[Work to do]
Quote every line as given.

● ● ● ● ●

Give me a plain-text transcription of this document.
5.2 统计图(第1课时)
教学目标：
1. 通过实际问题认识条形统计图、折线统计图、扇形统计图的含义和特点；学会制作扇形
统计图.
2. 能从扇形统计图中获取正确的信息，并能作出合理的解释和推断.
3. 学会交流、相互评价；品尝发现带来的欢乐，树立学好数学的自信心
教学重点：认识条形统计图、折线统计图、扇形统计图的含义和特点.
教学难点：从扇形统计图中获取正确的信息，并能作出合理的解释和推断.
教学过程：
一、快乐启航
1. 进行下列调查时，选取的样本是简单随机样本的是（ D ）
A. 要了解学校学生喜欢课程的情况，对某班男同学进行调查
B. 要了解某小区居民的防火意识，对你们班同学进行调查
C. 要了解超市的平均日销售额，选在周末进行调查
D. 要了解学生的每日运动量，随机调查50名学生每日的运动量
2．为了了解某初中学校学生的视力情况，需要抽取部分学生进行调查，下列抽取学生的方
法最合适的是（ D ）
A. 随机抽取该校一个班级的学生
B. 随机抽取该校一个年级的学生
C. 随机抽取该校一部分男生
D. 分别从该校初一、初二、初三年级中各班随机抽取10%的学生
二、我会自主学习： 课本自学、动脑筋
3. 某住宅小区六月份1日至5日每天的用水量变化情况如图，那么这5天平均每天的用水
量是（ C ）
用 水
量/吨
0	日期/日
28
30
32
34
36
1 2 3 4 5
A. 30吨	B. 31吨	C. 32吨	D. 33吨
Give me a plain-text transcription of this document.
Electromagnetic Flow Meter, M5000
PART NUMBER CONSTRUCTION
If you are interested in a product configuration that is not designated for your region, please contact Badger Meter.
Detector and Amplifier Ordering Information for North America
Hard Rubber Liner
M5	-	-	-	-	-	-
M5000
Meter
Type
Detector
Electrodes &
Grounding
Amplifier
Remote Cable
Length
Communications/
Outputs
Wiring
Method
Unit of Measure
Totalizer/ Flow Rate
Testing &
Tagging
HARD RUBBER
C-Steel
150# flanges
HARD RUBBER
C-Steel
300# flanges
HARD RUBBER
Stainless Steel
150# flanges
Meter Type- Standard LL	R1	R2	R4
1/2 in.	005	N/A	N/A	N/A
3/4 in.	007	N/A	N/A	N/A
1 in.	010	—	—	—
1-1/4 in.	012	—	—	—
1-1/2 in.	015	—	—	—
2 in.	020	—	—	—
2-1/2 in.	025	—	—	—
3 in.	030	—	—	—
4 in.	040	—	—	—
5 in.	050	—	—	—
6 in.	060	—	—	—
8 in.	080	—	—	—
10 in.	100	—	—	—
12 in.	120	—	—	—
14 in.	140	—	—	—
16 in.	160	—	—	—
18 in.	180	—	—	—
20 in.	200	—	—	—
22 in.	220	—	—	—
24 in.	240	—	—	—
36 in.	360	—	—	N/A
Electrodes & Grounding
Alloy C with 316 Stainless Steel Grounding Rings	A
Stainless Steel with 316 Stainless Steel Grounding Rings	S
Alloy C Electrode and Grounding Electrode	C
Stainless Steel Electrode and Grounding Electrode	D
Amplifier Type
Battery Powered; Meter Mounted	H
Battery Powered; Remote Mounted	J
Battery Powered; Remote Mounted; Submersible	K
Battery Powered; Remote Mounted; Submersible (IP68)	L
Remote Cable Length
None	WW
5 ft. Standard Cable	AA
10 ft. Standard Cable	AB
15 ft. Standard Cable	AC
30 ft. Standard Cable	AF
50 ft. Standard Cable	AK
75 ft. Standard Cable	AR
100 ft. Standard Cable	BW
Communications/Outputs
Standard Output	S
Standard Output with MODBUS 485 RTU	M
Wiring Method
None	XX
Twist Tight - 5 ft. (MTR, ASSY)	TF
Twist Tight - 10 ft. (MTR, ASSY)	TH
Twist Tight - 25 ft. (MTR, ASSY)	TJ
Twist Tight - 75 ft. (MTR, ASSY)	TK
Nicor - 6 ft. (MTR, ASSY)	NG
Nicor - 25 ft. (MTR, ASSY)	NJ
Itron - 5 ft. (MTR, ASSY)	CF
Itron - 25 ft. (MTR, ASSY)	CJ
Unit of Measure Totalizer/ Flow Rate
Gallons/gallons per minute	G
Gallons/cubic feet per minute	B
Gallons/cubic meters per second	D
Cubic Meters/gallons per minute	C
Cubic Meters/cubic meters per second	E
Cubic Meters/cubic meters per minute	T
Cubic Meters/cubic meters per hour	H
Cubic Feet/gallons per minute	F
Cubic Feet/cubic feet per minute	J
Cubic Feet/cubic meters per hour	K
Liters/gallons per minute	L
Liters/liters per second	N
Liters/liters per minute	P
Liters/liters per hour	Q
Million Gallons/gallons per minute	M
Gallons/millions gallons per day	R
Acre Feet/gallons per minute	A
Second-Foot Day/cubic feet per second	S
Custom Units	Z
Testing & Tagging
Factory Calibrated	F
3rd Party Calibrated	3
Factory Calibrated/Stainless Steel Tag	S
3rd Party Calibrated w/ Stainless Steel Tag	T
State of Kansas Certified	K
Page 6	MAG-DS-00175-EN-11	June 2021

● ● ● ● ●

[Output below]
Give me a plain-text transcription of this document.
5.2 统计图(第1课时)
教学目标：
1. 通过实际问题认识条形统计图、折线统计图、扇形统计图的含义和特点；学会制作扇形
统计图.
2. 能从扇形统计图中获取正确的信息，并能作出合理的解释和推断.
3. 学会交流、相互评价；品尝发现带来的欢乐，树立学好数学的自信心
教学重点：认识条形统计图、折线统计图、扇形统计图的含义和特点.
教学难点：从扇形统计图中获取正确的信息，并能作出合理的解释和推断.
教学过程：
一、快乐启航
1. 进行下列调查时，选取的样本是简单随机样本的是（ D ）
A. 要了解学校学生喜欢课程的情况，对某班男同学进行调查
B. 要了解某小区居民的防火意识，对你们班同学进行调查
C. 要了解超市的平均日销售额，选在周末进行调查
D. 要了解学生的每日运动量，随机调查50名学生每日的运动量
2．为了了解某初中学校学生的视力情况，需要抽取部分学生进行调查，下列抽取学生的方
法最合适的是（ D ）
A. 随机抽取该校一个班级的学生
B. 随机抽取该校一个年级的学生
C. 随机抽取该校一部分男生
D. 分别从该校初一、初二、初三年级中各班随机抽取10%的学生
二、我会自主学习： 课本自学、动脑筋
3. 某住宅小区六月份1日至5日每天的用水量变化情况如图，那么这5天平均每天的用水
量是（ C ）
用 水
量/吨
0	日期/日
28
30
32
34
36
1 2 3 4 5
A. 30吨	B. 31吨	C. 32吨	D. 33吨
Give me a plain-text transcription of this document.
Electromagnetic Flow Meter, M5000
PART NUMBER CONSTRUCTION
If you are interested in a product configuration that is not designated for your region, please contact Badger Meter.
Detector and Amplifier Ordering Information for North America
Hard Rubber Liner
M5	-	-	-	-	-	-
M5000
Meter
Type
Detector
Electrodes &
Grounding
Amplifier
Remote Cable
Length
Communications/
Outputs
Wiring
Method
Unit of Measure
Totalizer/ Flow Rate
Testing &
Tagging
HARD RUBBER
C-Steel
150# flanges
HARD RUBBER
C-Steel
300# flanges
HARD RUBBER
Stainless Steel
150# flanges
Meter Type- Standard LL	R1	R2	R4
1/2 in.	005	N/A	N/A	N/A
3/4 in.	007	N/A	N/A	N/A
1 in.	010	—	—	—
1-1/4 in.	012	—	—	—
1-1/2 in.	015	—	—	—
2 in.	020	—	—	—
2-1/2 in.	025	—	—	—
3 in.	030	—	—	—
4 in.	040	—	—	—
5 in.	050	—	—	—
6 in.	060	—	—	—
8 in.	080	—	—	—
10 in.	100	—	—	—
12 in.	120	—	—	—
14 in.	140	—	—	—
16 in.	160	—	—	—
18 in.	180	—	—	—
20 in.	200	—	—	—
22 in.	220	—	—	—
24 in.	240	—	—	—
36 in.	360	—	—	N/A
Electrodes & Grounding
Alloy C with 316 Stainless Steel Grounding Rings	A
Stainless Steel with 316 Stainless Steel Grounding Rings	S
Alloy C Electrode and Grounding Electrode	C
Stainless Steel Electrode and Grounding Electrode	D
Amplifier Type
Battery Powered; Meter Mounted	H
Battery Powered; Remote Mounted	J
Battery Powered; Remote Mounted; Submersible	K
Battery Powered; Remote Mounted; Submersible (IP68)	L
Remote Cable Length
None	WW
5 ft. Standard Cable	AA
10 ft. Standard Cable	AB
15 ft. Standard Cable	AC
30 ft. Standard Cable	AF
50 ft. Standard Cable	AK
75 ft. Standard Cable	AR
100 ft. Standard Cable	BW
Communications/Outputs
Standard Output	S
Standard Output with MODBUS 485 RTU	M
Wiring Method
None	XX
Twist Tight - 5 ft. (MTR, ASSY)	TF
Twist Tight - 10 ft. (MTR, ASSY)	TH
Twist Tight - 25 ft. (MTR, ASSY)	TJ
Twist Tight - 75 ft. (MTR, ASSY)	TK
Nicor - 6 ft. (MTR, ASSY)	NG
Nicor - 25 ft. (MTR, ASSY)	NJ
Itron - 5 ft. (MTR, ASSY)	CF
Itron - 25 ft. (MTR, ASSY)	CJ
Unit of Measure Totalizer/ Flow Rate
Gallons/gallons per minute	G
Gallons/cubic feet per minute	B
Gallons/cubic meters per second	D
Cubic Meters/gallons per minute	C
Cubic Meters/cubic meters per second	E
Cubic Meters/cubic meters per minute	T
Cubic Meters/cubic meters per hour	H
Cubic Feet/gallons per minute	F
Cubic Feet/cubic feet per minute	J
Cubic Feet/cubic meters per hour	K
Liters/gallons per minute	L
Liters/liters per second	N
Liters/liters per minute	P
Liters/liters per hour	Q
Million Gallons/gallons per minute	M
Gallons/millions gallons per day	R
Acre Feet/gallons per minute	A
Second-Foot Day/cubic feet per second	S
Custom Units	Z
Testing & Tagging
Factory Calibrated	F
3rd Party Calibrated	3
Factory Calibrated/Stainless Steel Tag	S
3rd Party Calibrated w/ Stainless Steel Tag	T
State of Kansas Certified	K
Page 6	MAG-DS-00175-EN-11	June 2021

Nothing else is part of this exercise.